**What is being asked:**
Produce an exact transcription of the listing below, omitting the pictures.

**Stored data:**
####################

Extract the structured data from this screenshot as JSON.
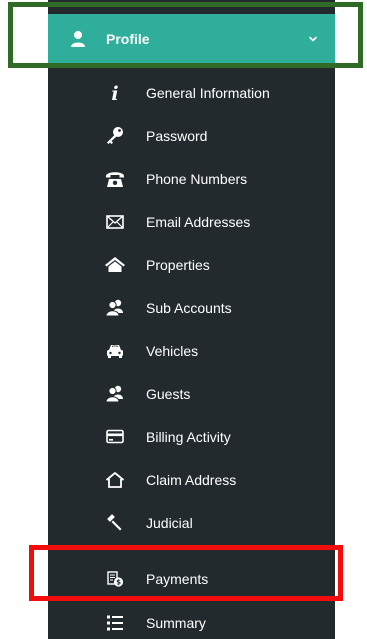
{
  "header": {
    "title": "Profile",
    "icon": "user-icon",
    "chevron": "chevron-down-icon",
    "accent_color": "#2fae9c"
  },
  "sidebar": {
    "background_color": "#222a2e",
    "items": [
      {
        "label": "General Information",
        "icon": "info-icon"
      },
      {
        "label": "Password",
        "icon": "key-icon"
      },
      {
        "label": "Phone Numbers",
        "icon": "phone-icon"
      },
      {
        "label": "Email Addresses",
        "icon": "envelope-icon"
      },
      {
        "label": "Properties",
        "icon": "house-icon"
      },
      {
        "label": "Sub Accounts",
        "icon": "users-icon"
      },
      {
        "label": "Vehicles",
        "icon": "car-icon"
      },
      {
        "label": "Guests",
        "icon": "guests-icon"
      },
      {
        "label": "Billing Activity",
        "icon": "credit-card-icon"
      },
      {
        "label": "Claim Address",
        "icon": "house-outline-icon"
      },
      {
        "label": "Judicial",
        "icon": "gavel-icon"
      },
      {
        "label": "Payments",
        "icon": "payments-icon"
      },
      {
        "label": "Summary",
        "icon": "list-icon"
      }
    ]
  },
  "highlights": {
    "header_border_color": "#2f6b26",
    "payments_border_color": "#f20d0d"
  }
}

####################

**Worked answer:**
Extract the structured data from this screenshot as JSON.
{
  "header": {
    "title": "Profile",
    "icon": "user-icon",
    "chevron": "chevron-down-icon",
    "accent_color": "#2fae9c"
  },
  "sidebar": {
    "background_color": "#222a2e",
    "items": [
      {
        "label": "General Information",
        "icon": "info-icon"
      },
      {
        "label": "Password",
        "icon": "key-icon"
      },
      {
        "label": "Phone Numbers",
        "icon": "phone-icon"
      },
      {
        "label": "Email Addresses",
        "icon": "envelope-icon"
      },
      {
        "label": "Properties",
        "icon": "house-icon"
      },
      {
        "label": "Sub Accounts",
        "icon": "users-icon"
      },
      {
        "label": "Vehicles",
        "icon": "car-icon"
      },
      {
        "label": "Guests",
        "icon": "guests-icon"
      },
      {
        "label": "Billing Activity",
        "icon": "credit-card-icon"
      },
      {
        "label": "Claim Address",
        "icon": "house-outline-icon"
      },
      {
        "label": "Judicial",
        "icon": "gavel-icon"
      },
      {
        "label": "Payments",
        "icon": "payments-icon"
      },
      {
        "label": "Summary",
        "icon": "list-icon"
      }
    ]
  },
  "highlights": {
    "header_border_color": "#2f6b26",
    "payments_border_color": "#f20d0d"
  }
}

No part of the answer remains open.